- [AIM OF THE EXERCISE]
Determine the number of lines containing the word "ДЕНЬ", and state that figure alone.

▬▬▬▬▬▬▬▬▬▬

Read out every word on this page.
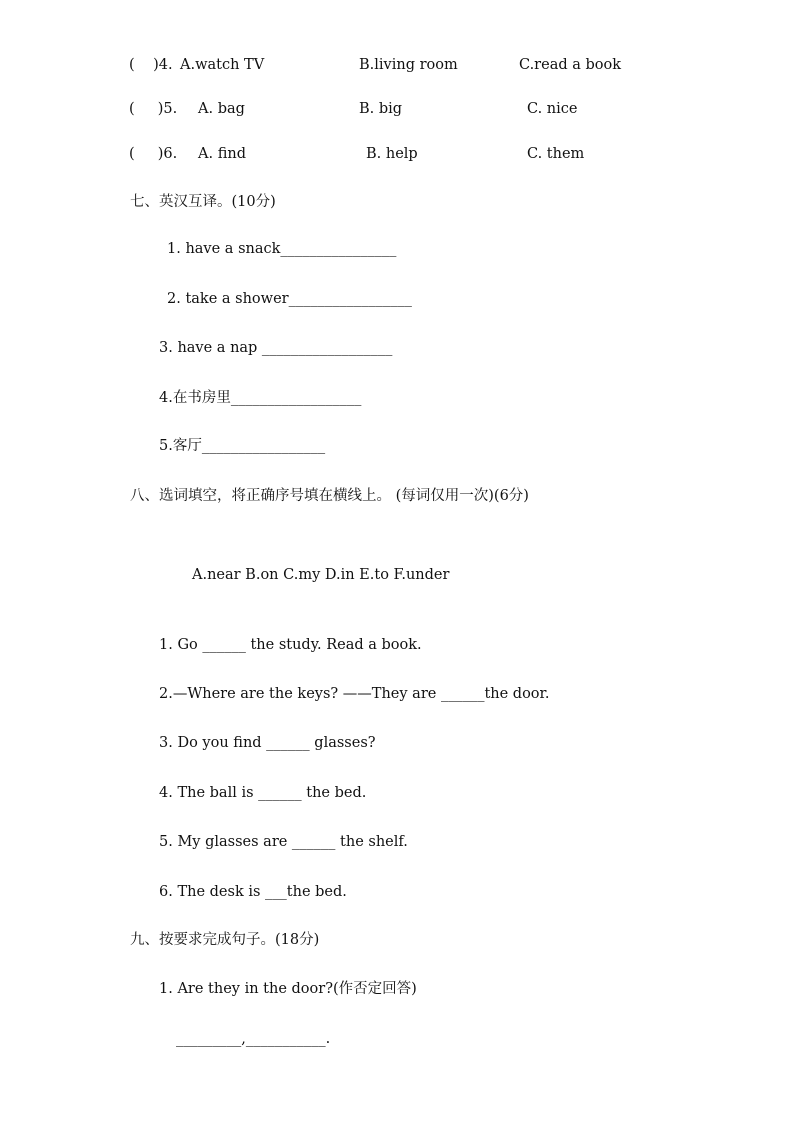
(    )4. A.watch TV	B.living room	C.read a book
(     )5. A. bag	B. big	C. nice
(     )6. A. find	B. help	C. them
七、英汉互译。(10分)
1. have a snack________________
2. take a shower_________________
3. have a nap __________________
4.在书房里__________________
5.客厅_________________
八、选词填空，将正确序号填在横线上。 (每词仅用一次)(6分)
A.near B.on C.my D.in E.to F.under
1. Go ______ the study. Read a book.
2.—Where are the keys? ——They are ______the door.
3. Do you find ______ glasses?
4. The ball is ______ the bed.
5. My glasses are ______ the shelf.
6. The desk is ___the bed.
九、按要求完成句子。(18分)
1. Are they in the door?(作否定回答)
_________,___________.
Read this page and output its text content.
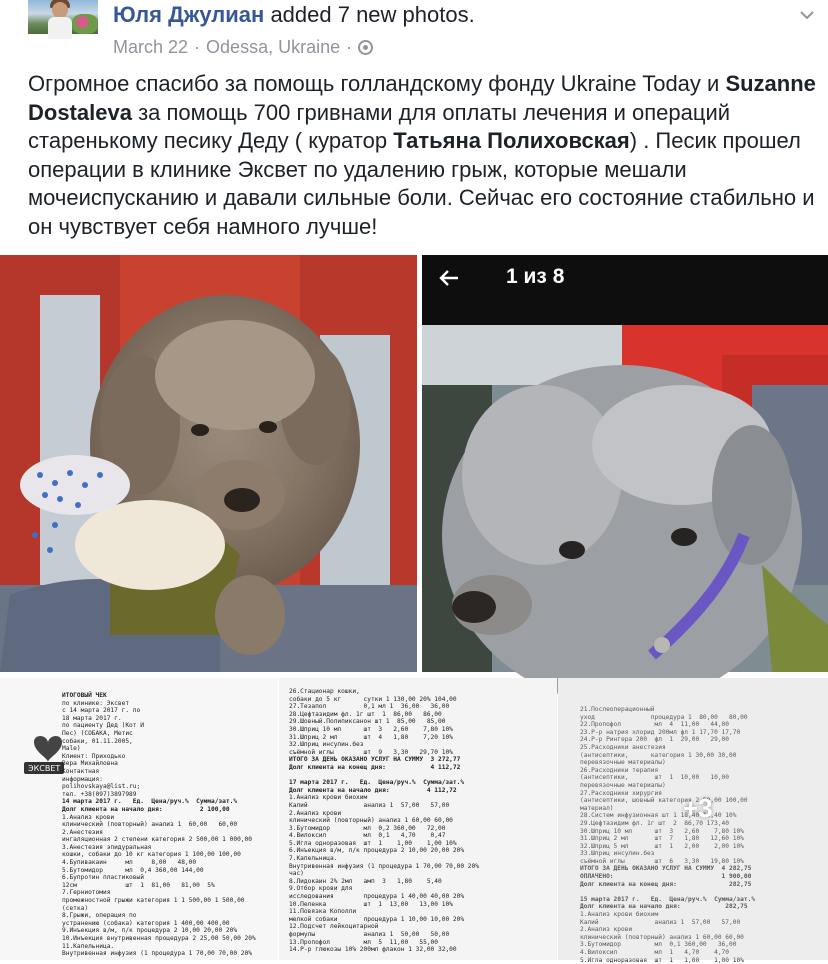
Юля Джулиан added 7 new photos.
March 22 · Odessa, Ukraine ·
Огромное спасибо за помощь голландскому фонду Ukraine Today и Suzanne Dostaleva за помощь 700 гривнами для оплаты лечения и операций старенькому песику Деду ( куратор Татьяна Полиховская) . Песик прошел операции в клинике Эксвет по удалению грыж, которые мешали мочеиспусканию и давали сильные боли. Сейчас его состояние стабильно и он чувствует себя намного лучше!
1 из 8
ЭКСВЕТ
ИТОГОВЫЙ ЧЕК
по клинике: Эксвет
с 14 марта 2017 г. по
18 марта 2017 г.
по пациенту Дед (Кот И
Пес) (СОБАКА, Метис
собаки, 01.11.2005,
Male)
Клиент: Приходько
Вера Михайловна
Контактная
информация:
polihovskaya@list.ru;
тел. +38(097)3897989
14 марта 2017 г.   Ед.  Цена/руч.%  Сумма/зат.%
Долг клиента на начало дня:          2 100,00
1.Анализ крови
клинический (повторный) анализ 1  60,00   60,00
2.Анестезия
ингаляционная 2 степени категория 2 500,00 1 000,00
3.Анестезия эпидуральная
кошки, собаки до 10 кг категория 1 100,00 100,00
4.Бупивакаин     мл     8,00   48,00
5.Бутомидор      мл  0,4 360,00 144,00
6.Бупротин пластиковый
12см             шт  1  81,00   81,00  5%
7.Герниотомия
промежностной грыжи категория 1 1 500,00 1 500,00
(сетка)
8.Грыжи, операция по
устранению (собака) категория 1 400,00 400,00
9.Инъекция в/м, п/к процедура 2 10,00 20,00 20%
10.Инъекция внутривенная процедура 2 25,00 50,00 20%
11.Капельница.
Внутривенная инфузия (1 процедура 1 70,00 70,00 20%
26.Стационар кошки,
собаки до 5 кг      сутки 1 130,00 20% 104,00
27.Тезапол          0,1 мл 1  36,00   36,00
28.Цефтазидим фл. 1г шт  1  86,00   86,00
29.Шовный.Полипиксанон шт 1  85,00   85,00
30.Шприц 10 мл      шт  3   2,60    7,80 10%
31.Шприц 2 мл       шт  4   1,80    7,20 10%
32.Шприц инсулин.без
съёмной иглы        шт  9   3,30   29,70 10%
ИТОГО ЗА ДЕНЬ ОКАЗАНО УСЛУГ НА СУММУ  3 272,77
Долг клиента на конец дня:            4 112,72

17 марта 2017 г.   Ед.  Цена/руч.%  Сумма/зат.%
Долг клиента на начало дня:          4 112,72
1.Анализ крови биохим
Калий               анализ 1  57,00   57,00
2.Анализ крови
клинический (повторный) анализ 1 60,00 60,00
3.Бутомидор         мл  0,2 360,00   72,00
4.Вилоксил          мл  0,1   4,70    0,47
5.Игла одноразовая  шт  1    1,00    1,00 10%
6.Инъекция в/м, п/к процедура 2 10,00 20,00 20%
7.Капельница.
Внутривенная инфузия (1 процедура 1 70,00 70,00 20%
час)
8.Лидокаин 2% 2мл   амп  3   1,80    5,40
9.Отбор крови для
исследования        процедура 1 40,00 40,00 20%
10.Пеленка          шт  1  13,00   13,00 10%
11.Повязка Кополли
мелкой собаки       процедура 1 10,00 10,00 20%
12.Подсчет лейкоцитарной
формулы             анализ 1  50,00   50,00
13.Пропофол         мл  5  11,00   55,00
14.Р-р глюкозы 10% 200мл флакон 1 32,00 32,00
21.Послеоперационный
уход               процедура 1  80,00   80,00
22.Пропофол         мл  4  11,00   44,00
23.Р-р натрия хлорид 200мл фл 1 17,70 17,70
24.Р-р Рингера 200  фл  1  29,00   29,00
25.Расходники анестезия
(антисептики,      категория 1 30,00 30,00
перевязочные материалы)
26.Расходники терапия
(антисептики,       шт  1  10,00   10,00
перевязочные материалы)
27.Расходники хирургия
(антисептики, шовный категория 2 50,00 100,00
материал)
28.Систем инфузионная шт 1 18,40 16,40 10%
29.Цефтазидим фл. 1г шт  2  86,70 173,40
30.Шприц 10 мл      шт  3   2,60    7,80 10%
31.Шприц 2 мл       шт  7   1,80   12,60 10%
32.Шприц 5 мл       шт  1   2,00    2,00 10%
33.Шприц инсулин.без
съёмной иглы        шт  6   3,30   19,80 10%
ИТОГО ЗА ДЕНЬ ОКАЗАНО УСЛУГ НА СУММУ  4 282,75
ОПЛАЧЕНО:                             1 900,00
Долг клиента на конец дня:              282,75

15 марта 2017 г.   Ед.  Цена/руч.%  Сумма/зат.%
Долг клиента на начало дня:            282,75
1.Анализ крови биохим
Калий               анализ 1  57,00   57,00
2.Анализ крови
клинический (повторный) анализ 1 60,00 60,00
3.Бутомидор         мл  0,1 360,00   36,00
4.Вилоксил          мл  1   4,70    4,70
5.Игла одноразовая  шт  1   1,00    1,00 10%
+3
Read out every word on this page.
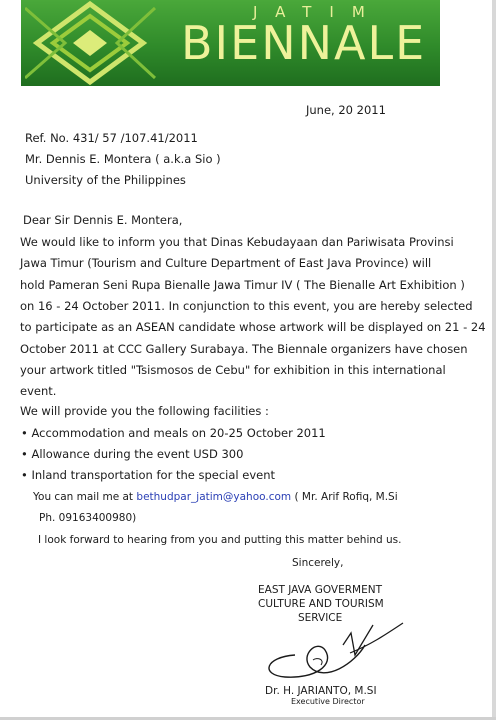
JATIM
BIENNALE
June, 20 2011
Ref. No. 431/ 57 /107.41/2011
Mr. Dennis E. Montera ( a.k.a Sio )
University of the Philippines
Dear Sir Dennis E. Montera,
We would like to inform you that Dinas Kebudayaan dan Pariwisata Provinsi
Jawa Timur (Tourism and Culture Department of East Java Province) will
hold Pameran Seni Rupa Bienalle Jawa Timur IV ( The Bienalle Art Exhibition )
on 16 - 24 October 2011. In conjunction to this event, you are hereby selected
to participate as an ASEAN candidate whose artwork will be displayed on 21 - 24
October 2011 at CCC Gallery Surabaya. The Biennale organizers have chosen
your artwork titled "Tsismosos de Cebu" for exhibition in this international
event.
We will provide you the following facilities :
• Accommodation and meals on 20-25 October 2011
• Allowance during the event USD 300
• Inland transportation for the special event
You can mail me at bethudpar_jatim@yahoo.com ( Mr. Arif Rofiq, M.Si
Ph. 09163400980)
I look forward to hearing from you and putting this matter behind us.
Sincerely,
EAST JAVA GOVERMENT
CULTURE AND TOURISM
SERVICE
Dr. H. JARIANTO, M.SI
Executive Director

▬▬▬▬▬▬▬▬▬▬

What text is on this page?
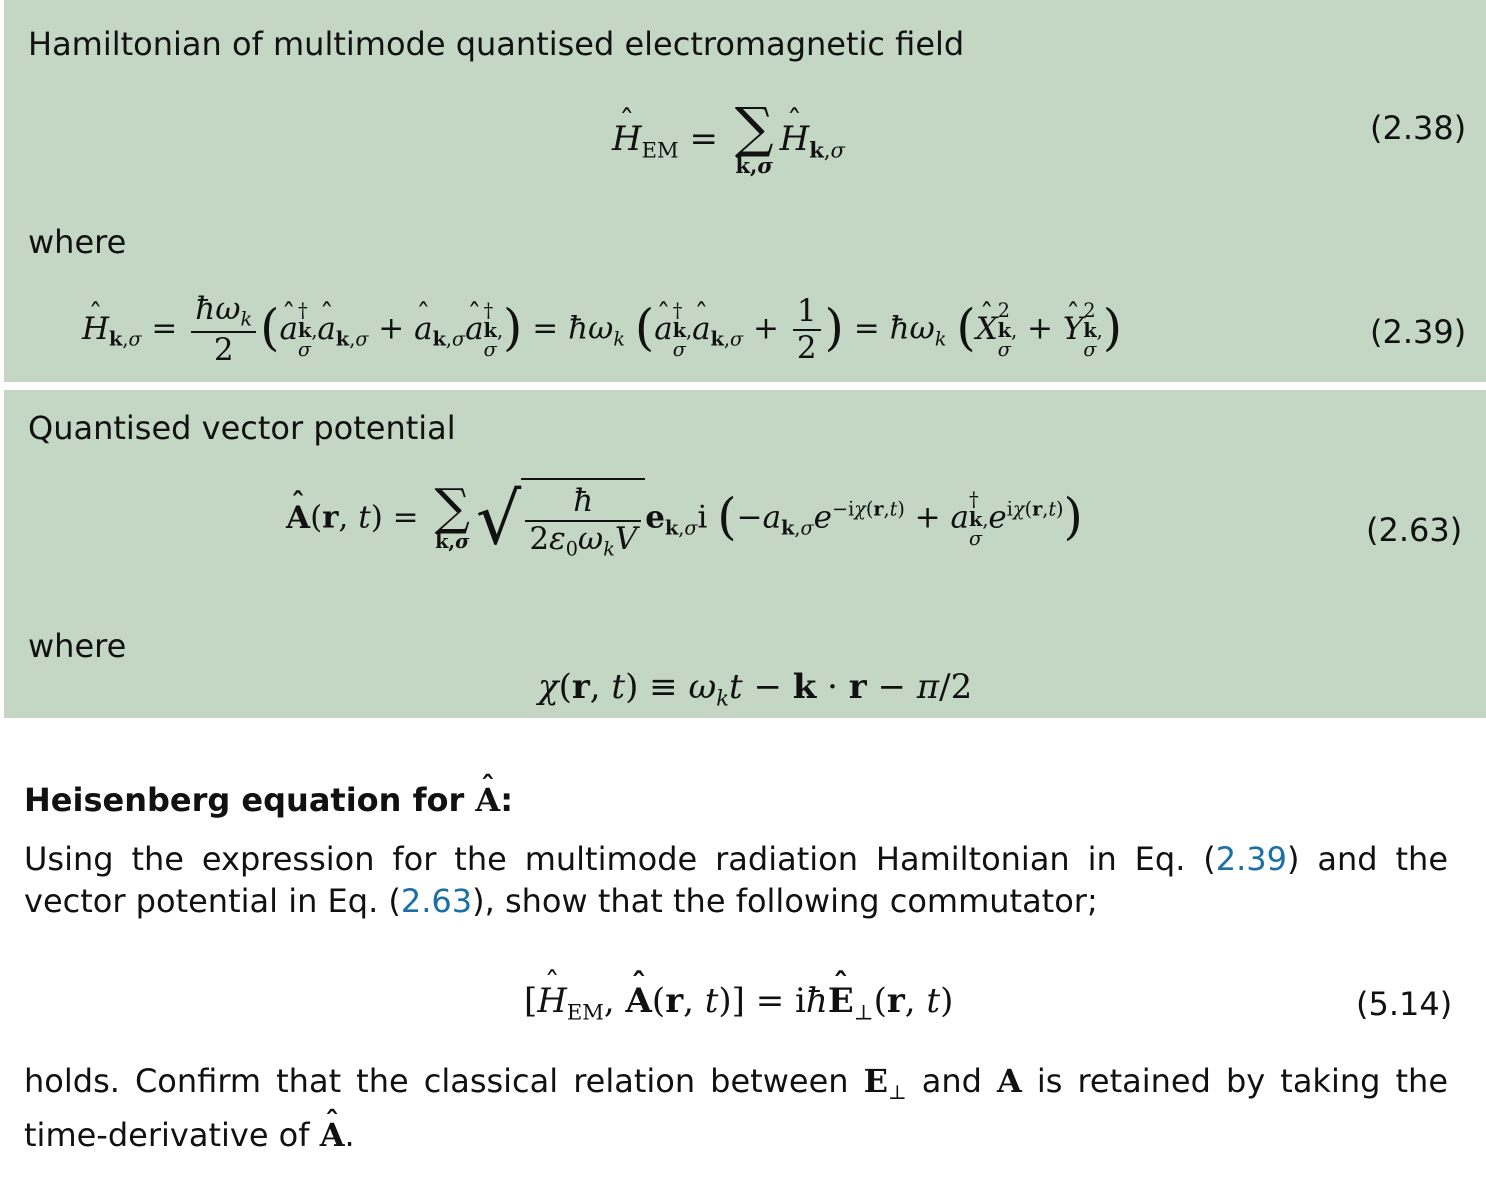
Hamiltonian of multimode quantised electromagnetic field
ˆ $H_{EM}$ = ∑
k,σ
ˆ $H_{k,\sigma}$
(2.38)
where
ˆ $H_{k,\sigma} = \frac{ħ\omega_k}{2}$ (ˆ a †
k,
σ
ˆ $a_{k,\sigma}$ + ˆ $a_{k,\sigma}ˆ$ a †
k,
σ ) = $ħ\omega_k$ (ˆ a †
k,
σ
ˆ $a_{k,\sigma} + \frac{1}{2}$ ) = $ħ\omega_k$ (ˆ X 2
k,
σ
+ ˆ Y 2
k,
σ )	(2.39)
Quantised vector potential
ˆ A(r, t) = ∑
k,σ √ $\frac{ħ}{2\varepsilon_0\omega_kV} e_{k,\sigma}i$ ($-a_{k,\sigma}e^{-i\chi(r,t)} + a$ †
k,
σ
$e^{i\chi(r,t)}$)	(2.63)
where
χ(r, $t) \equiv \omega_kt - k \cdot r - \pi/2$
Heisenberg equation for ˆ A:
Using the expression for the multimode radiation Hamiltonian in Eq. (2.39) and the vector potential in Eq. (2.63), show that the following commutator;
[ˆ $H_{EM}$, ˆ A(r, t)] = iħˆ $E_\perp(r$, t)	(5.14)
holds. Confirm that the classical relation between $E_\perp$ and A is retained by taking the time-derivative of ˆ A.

▬▬▬▬▬▬▬▬▬▬

- [THE ANSWER]
2